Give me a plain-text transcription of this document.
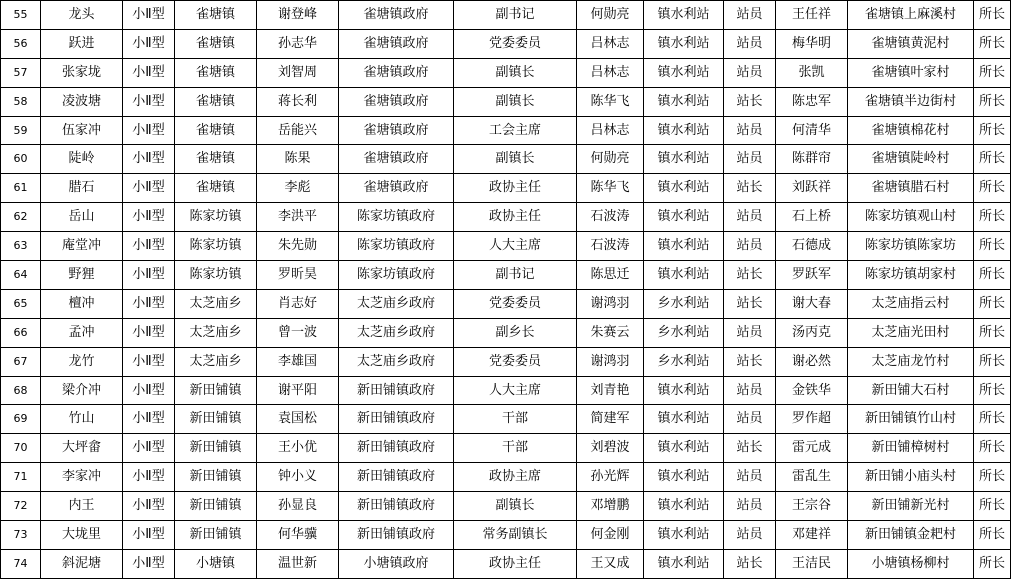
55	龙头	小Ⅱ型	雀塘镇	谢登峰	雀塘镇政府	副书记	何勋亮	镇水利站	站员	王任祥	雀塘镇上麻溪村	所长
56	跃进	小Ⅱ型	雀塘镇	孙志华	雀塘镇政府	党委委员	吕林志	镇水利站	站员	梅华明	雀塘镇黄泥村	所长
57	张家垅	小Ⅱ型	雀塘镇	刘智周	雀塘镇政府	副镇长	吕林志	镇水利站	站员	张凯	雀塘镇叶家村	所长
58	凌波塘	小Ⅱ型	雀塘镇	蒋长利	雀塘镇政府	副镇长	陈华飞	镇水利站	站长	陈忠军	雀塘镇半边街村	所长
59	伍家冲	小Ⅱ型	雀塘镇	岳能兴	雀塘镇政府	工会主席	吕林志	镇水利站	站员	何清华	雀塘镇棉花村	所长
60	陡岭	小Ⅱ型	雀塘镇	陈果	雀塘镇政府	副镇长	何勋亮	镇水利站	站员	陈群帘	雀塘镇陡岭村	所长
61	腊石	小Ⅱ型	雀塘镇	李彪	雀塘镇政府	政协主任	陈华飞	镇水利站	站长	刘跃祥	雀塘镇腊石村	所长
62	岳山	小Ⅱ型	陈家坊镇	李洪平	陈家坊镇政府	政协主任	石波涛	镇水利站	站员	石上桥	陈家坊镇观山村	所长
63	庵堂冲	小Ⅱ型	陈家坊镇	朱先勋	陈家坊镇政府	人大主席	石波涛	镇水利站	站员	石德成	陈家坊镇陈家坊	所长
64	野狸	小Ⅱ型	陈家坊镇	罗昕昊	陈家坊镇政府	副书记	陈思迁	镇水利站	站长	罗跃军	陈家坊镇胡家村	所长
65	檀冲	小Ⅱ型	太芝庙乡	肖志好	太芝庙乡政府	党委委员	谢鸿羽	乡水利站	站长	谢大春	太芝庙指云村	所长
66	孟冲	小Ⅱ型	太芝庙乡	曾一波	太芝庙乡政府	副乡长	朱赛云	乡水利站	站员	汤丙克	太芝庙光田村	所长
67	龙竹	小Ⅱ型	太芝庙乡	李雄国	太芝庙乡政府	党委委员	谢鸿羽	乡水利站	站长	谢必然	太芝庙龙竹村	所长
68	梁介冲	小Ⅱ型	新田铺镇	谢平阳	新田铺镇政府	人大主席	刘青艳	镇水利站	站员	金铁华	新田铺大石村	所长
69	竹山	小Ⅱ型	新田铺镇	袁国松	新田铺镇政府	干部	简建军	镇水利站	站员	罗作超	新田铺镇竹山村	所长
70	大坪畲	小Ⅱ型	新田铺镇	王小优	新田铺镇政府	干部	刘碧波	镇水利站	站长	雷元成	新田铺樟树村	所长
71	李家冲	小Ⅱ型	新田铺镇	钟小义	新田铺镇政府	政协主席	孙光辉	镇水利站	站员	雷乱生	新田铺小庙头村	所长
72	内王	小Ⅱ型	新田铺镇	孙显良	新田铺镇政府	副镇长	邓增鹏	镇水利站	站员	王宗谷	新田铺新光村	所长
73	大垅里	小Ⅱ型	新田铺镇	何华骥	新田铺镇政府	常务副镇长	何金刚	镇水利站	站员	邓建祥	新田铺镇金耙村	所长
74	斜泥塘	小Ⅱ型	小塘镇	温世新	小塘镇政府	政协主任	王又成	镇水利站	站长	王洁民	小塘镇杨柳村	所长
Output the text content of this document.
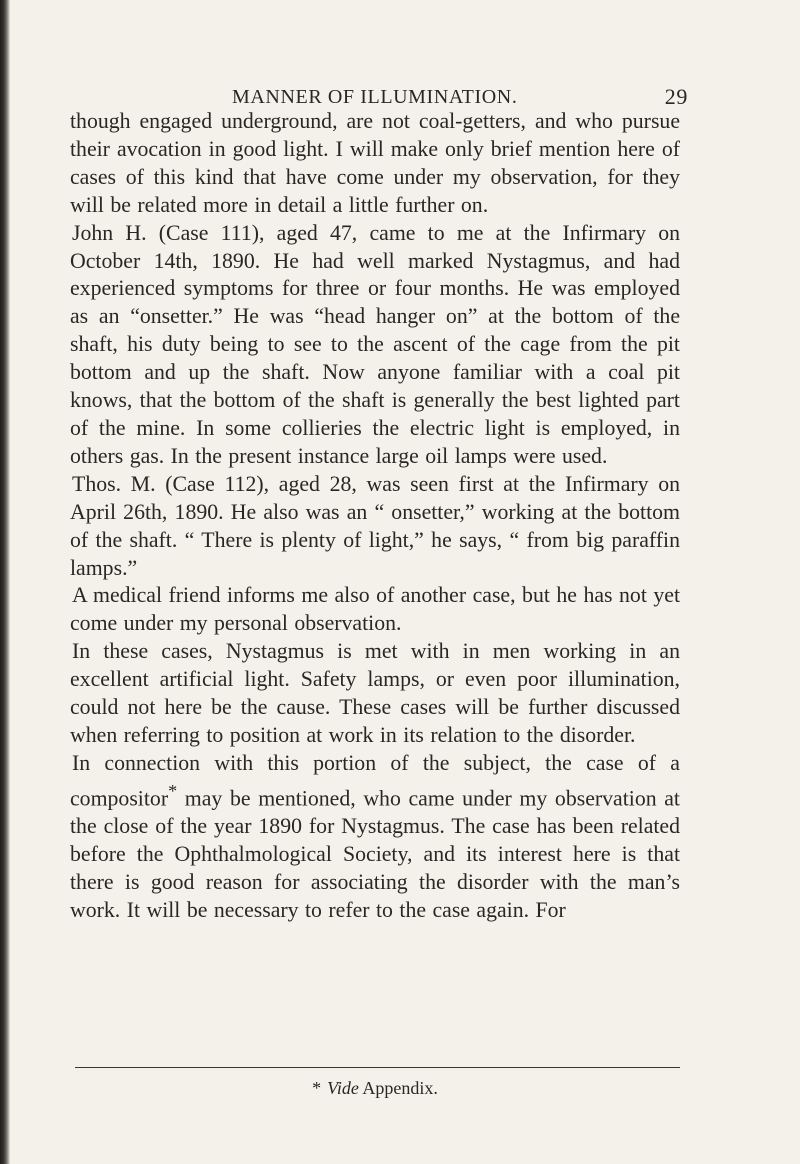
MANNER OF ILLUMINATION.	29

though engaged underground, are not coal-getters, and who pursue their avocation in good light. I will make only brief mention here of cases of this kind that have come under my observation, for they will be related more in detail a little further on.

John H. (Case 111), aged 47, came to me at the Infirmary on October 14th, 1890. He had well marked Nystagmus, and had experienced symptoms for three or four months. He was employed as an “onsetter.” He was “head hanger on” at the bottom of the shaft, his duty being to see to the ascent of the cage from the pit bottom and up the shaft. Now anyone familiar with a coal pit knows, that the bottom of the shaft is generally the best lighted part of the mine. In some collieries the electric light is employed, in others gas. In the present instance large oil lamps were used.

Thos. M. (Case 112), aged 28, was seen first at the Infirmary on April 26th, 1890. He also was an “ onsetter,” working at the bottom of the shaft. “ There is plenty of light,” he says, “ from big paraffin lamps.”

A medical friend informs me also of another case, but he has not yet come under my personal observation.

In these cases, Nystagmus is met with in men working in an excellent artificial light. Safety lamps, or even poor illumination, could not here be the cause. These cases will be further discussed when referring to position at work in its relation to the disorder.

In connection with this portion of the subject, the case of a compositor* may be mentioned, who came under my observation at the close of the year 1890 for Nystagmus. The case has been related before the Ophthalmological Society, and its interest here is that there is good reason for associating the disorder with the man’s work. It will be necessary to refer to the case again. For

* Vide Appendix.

§ §

Stated exercise: The data above needs to be retyped exactly, with the images left out.

Task output:
Give me a plain-text transcription of this document.
55	龙头	小Ⅱ型	雀塘镇	谢登峰	雀塘镇政府	副书记	何勋亮	镇水利站	站员	王任祥	雀塘镇上麻溪村	所长
56	跃进	小Ⅱ型	雀塘镇	孙志华	雀塘镇政府	党委委员	吕林志	镇水利站	站员	梅华明	雀塘镇黄泥村	所长
57	张家垅	小Ⅱ型	雀塘镇	刘智周	雀塘镇政府	副镇长	吕林志	镇水利站	站员	张凯	雀塘镇叶家村	所长
58	凌波塘	小Ⅱ型	雀塘镇	蒋长利	雀塘镇政府	副镇长	陈华飞	镇水利站	站长	陈忠军	雀塘镇半边街村	所长
59	伍家冲	小Ⅱ型	雀塘镇	岳能兴	雀塘镇政府	工会主席	吕林志	镇水利站	站员	何清华	雀塘镇棉花村	所长
60	陡岭	小Ⅱ型	雀塘镇	陈果	雀塘镇政府	副镇长	何勋亮	镇水利站	站员	陈群帘	雀塘镇陡岭村	所长
61	腊石	小Ⅱ型	雀塘镇	李彪	雀塘镇政府	政协主任	陈华飞	镇水利站	站长	刘跃祥	雀塘镇腊石村	所长
62	岳山	小Ⅱ型	陈家坊镇	李洪平	陈家坊镇政府	政协主任	石波涛	镇水利站	站员	石上桥	陈家坊镇观山村	所长
63	庵堂冲	小Ⅱ型	陈家坊镇	朱先勋	陈家坊镇政府	人大主席	石波涛	镇水利站	站员	石德成	陈家坊镇陈家坊	所长
64	野狸	小Ⅱ型	陈家坊镇	罗昕昊	陈家坊镇政府	副书记	陈思迁	镇水利站	站长	罗跃军	陈家坊镇胡家村	所长
65	檀冲	小Ⅱ型	太芝庙乡	肖志好	太芝庙乡政府	党委委员	谢鸿羽	乡水利站	站长	谢大春	太芝庙指云村	所长
66	孟冲	小Ⅱ型	太芝庙乡	曾一波	太芝庙乡政府	副乡长	朱赛云	乡水利站	站员	汤丙克	太芝庙光田村	所长
67	龙竹	小Ⅱ型	太芝庙乡	李雄国	太芝庙乡政府	党委委员	谢鸿羽	乡水利站	站长	谢必然	太芝庙龙竹村	所长
68	梁介冲	小Ⅱ型	新田铺镇	谢平阳	新田铺镇政府	人大主席	刘青艳	镇水利站	站员	金铁华	新田铺大石村	所长
69	竹山	小Ⅱ型	新田铺镇	袁国松	新田铺镇政府	干部	简建军	镇水利站	站员	罗作超	新田铺镇竹山村	所长
70	大坪畲	小Ⅱ型	新田铺镇	王小优	新田铺镇政府	干部	刘碧波	镇水利站	站长	雷元成	新田铺樟树村	所长
71	李家冲	小Ⅱ型	新田铺镇	钟小义	新田铺镇政府	政协主席	孙光辉	镇水利站	站员	雷乱生	新田铺小庙头村	所长
72	内王	小Ⅱ型	新田铺镇	孙显良	新田铺镇政府	副镇长	邓增鹏	镇水利站	站员	王宗谷	新田铺新光村	所长
73	大垅里	小Ⅱ型	新田铺镇	何华骥	新田铺镇政府	常务副镇长	何金刚	镇水利站	站员	邓建祥	新田铺镇金耙村	所长
74	斜泥塘	小Ⅱ型	小塘镇	温世新	小塘镇政府	政协主任	王又成	镇水利站	站长	王洁民	小塘镇杨柳村	所长
Output the text content of this document.
MANNER OF ILLUMINATION.	29

though engaged underground, are not coal-getters, and who pursue their avocation in good light. I will make only brief mention here of cases of this kind that have come under my observation, for they will be related more in detail a little further on.

John H. (Case 111), aged 47, came to me at the Infirmary on October 14th, 1890. He had well marked Nystagmus, and had experienced symptoms for three or four months. He was employed as an “onsetter.” He was “head hanger on” at the bottom of the shaft, his duty being to see to the ascent of the cage from the pit bottom and up the shaft. Now anyone familiar with a coal pit knows, that the bottom of the shaft is generally the best lighted part of the mine. In some collieries the electric light is employed, in others gas. In the present instance large oil lamps were used.

Thos. M. (Case 112), aged 28, was seen first at the Infirmary on April 26th, 1890. He also was an “ onsetter,” working at the bottom of the shaft. “ There is plenty of light,” he says, “ from big paraffin lamps.”

A medical friend informs me also of another case, but he has not yet come under my personal observation.

In these cases, Nystagmus is met with in men working in an excellent artificial light. Safety lamps, or even poor illumination, could not here be the cause. These cases will be further discussed when referring to position at work in its relation to the disorder.

In connection with this portion of the subject, the case of a compositor* may be mentioned, who came under my observation at the close of the year 1890 for Nystagmus. The case has been related before the Ophthalmological Society, and its interest here is that there is good reason for associating the disorder with the man’s work. It will be necessary to refer to the case again. For

* Vide Appendix.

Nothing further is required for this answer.